=== The problem ===
Repeat every record below exactly as it appears.

(Figure content listings)
*****

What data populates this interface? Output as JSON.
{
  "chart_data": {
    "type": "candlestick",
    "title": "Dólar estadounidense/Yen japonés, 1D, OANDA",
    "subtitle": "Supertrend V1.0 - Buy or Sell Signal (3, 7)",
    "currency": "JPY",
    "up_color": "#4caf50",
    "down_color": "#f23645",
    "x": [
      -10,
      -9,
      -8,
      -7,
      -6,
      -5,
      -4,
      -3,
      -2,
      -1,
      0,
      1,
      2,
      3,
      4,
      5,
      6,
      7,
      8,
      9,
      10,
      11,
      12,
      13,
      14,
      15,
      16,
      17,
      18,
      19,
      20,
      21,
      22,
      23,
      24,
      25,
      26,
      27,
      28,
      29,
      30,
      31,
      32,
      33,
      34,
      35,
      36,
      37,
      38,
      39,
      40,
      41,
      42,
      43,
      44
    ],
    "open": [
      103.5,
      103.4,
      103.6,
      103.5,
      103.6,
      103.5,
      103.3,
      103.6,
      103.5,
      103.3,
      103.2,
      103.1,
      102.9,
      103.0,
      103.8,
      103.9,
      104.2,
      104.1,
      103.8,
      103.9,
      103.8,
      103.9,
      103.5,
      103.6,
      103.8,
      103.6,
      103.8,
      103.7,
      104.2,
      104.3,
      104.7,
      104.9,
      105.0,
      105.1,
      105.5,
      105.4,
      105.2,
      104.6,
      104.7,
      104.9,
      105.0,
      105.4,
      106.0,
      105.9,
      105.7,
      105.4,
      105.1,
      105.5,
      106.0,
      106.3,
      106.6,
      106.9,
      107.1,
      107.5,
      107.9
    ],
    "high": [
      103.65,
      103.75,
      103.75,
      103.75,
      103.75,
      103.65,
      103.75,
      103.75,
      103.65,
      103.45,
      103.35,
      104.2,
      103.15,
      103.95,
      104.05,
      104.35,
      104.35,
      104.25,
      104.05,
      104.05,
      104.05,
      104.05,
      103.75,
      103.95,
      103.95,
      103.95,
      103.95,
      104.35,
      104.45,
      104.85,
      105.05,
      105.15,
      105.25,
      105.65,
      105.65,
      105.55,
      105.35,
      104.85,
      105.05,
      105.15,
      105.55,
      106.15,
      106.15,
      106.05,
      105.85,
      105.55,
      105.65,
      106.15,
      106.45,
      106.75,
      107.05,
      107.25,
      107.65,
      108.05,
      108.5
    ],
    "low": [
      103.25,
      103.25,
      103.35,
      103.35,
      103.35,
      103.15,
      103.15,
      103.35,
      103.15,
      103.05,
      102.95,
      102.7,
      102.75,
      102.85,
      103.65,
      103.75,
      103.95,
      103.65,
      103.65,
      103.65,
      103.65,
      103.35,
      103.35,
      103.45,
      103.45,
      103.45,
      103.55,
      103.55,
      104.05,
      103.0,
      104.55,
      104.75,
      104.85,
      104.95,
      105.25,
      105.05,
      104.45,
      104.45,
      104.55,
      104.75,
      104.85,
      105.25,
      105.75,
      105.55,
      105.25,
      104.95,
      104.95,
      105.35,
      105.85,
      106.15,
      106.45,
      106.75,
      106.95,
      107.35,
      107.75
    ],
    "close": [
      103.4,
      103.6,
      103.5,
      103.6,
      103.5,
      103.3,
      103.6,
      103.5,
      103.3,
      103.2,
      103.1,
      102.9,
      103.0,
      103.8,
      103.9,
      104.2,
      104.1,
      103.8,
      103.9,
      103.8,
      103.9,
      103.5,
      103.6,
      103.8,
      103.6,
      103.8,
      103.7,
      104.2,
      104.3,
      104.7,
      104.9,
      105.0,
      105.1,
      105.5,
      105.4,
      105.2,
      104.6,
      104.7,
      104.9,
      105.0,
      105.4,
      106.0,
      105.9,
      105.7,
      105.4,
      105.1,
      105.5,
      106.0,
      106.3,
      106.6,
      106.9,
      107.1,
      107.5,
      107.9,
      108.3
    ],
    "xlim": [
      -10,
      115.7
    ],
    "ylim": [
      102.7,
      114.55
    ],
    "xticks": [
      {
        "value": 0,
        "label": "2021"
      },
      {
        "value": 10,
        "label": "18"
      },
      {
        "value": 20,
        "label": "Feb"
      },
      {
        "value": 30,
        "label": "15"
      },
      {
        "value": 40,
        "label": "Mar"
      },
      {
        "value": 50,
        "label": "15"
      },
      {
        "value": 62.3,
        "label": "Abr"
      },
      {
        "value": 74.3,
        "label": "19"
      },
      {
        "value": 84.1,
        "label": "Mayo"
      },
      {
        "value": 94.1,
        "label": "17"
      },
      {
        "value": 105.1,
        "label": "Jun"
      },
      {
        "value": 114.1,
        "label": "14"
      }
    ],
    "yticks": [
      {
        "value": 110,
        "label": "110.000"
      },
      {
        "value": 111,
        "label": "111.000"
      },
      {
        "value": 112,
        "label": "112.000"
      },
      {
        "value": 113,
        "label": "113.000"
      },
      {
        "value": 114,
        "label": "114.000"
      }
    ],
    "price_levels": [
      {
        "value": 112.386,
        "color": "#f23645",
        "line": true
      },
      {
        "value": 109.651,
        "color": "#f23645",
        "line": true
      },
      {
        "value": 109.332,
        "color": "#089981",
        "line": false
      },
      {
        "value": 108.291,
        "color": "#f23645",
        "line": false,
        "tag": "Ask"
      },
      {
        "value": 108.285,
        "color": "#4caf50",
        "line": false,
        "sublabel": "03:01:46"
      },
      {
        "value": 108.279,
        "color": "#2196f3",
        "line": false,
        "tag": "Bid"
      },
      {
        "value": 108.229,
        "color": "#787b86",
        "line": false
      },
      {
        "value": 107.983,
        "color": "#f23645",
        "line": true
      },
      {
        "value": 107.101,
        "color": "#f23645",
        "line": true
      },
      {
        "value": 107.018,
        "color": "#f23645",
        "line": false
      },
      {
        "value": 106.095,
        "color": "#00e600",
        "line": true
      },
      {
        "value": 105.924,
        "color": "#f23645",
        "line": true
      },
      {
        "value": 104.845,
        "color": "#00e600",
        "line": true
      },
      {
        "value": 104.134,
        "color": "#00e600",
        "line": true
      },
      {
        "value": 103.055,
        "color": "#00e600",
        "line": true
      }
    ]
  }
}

*****

=== Solution to the exercise ===
What data populates this interface? Output as JSON.
{
  "chart_data": {
    "type": "candlestick",
    "title": "Dólar estadounidense/Yen japonés, 1D, OANDA",
    "subtitle": "Supertrend V1.0 - Buy or Sell Signal (3, 7)",
    "currency": "JPY",
    "up_color": "#4caf50",
    "down_color": "#f23645",
    "x": [
      -10,
      -9,
      -8,
      -7,
      -6,
      -5,
      -4,
      -3,
      -2,
      -1,
      0,
      1,
      2,
      3,
      4,
      5,
      6,
      7,
      8,
      9,
      10,
      11,
      12,
      13,
      14,
      15,
      16,
      17,
      18,
      19,
      20,
      21,
      22,
      23,
      24,
      25,
      26,
      27,
      28,
      29,
      30,
      31,
      32,
      33,
      34,
      35,
      36,
      37,
      38,
      39,
      40,
      41,
      42,
      43,
      44
    ],
    "open": [
      103.5,
      103.4,
      103.6,
      103.5,
      103.6,
      103.5,
      103.3,
      103.6,
      103.5,
      103.3,
      103.2,
      103.1,
      102.9,
      103.0,
      103.8,
      103.9,
      104.2,
      104.1,
      103.8,
      103.9,
      103.8,
      103.9,
      103.5,
      103.6,
      103.8,
      103.6,
      103.8,
      103.7,
      104.2,
      104.3,
      104.7,
      104.9,
      105.0,
      105.1,
      105.5,
      105.4,
      105.2,
      104.6,
      104.7,
      104.9,
      105.0,
      105.4,
      106.0,
      105.9,
      105.7,
      105.4,
      105.1,
      105.5,
      106.0,
      106.3,
      106.6,
      106.9,
      107.1,
      107.5,
      107.9
    ],
    "high": [
      103.65,
      103.75,
      103.75,
      103.75,
      103.75,
      103.65,
      103.75,
      103.75,
      103.65,
      103.45,
      103.35,
      104.2,
      103.15,
      103.95,
      104.05,
      104.35,
      104.35,
      104.25,
      104.05,
      104.05,
      104.05,
      104.05,
      103.75,
      103.95,
      103.95,
      103.95,
      103.95,
      104.35,
      104.45,
      104.85,
      105.05,
      105.15,
      105.25,
      105.65,
      105.65,
      105.55,
      105.35,
      104.85,
      105.05,
      105.15,
      105.55,
      106.15,
      106.15,
      106.05,
      105.85,
      105.55,
      105.65,
      106.15,
      106.45,
      106.75,
      107.05,
      107.25,
      107.65,
      108.05,
      108.5
    ],
    "low": [
      103.25,
      103.25,
      103.35,
      103.35,
      103.35,
      103.15,
      103.15,
      103.35,
      103.15,
      103.05,
      102.95,
      102.7,
      102.75,
      102.85,
      103.65,
      103.75,
      103.95,
      103.65,
      103.65,
      103.65,
      103.65,
      103.35,
      103.35,
      103.45,
      103.45,
      103.45,
      103.55,
      103.55,
      104.05,
      103.0,
      104.55,
      104.75,
      104.85,
      104.95,
      105.25,
      105.05,
      104.45,
      104.45,
      104.55,
      104.75,
      104.85,
      105.25,
      105.75,
      105.55,
      105.25,
      104.95,
      104.95,
      105.35,
      105.85,
      106.15,
      106.45,
      106.75,
      106.95,
      107.35,
      107.75
    ],
    "close": [
      103.4,
      103.6,
      103.5,
      103.6,
      103.5,
      103.3,
      103.6,
      103.5,
      103.3,
      103.2,
      103.1,
      102.9,
      103.0,
      103.8,
      103.9,
      104.2,
      104.1,
      103.8,
      103.9,
      103.8,
      103.9,
      103.5,
      103.6,
      103.8,
      103.6,
      103.8,
      103.7,
      104.2,
      104.3,
      104.7,
      104.9,
      105.0,
      105.1,
      105.5,
      105.4,
      105.2,
      104.6,
      104.7,
      104.9,
      105.0,
      105.4,
      106.0,
      105.9,
      105.7,
      105.4,
      105.1,
      105.5,
      106.0,
      106.3,
      106.6,
      106.9,
      107.1,
      107.5,
      107.9,
      108.3
    ],
    "xlim": [
      -10,
      115.7
    ],
    "ylim": [
      102.7,
      114.55
    ],
    "xticks": [
      {
        "value": 0,
        "label": "2021"
      },
      {
        "value": 10,
        "label": "18"
      },
      {
        "value": 20,
        "label": "Feb"
      },
      {
        "value": 30,
        "label": "15"
      },
      {
        "value": 40,
        "label": "Mar"
      },
      {
        "value": 50,
        "label": "15"
      },
      {
        "value": 62.3,
        "label": "Abr"
      },
      {
        "value": 74.3,
        "label": "19"
      },
      {
        "value": 84.1,
        "label": "Mayo"
      },
      {
        "value": 94.1,
        "label": "17"
      },
      {
        "value": 105.1,
        "label": "Jun"
      },
      {
        "value": 114.1,
        "label": "14"
      }
    ],
    "yticks": [
      {
        "value": 110,
        "label": "110.000"
      },
      {
        "value": 111,
        "label": "111.000"
      },
      {
        "value": 112,
        "label": "112.000"
      },
      {
        "value": 113,
        "label": "113.000"
      },
      {
        "value": 114,
        "label": "114.000"
      }
    ],
    "price_levels": [
      {
        "value": 112.386,
        "color": "#f23645",
        "line": true
      },
      {
        "value": 109.651,
        "color": "#f23645",
        "line": true
      },
      {
        "value": 109.332,
        "color": "#089981",
        "line": false
      },
      {
        "value": 108.291,
        "color": "#f23645",
        "line": false,
        "tag": "Ask"
      },
      {
        "value": 108.285,
        "color": "#4caf50",
        "line": false,
        "sublabel": "03:01:46"
      },
      {
        "value": 108.279,
        "color": "#2196f3",
        "line": false,
        "tag": "Bid"
      },
      {
        "value": 108.229,
        "color": "#787b86",
        "line": false
      },
      {
        "value": 107.983,
        "color": "#f23645",
        "line": true
      },
      {
        "value": 107.101,
        "color": "#f23645",
        "line": true
      },
      {
        "value": 107.018,
        "color": "#f23645",
        "line": false
      },
      {
        "value": 106.095,
        "color": "#00e600",
        "line": true
      },
      {
        "value": 105.924,
        "color": "#f23645",
        "line": true
      },
      {
        "value": 104.845,
        "color": "#00e600",
        "line": true
      },
      {
        "value": 104.134,
        "color": "#00e600",
        "line": true
      },
      {
        "value": 103.055,
        "color": "#00e600",
        "line": true
      }
    ]
  }
}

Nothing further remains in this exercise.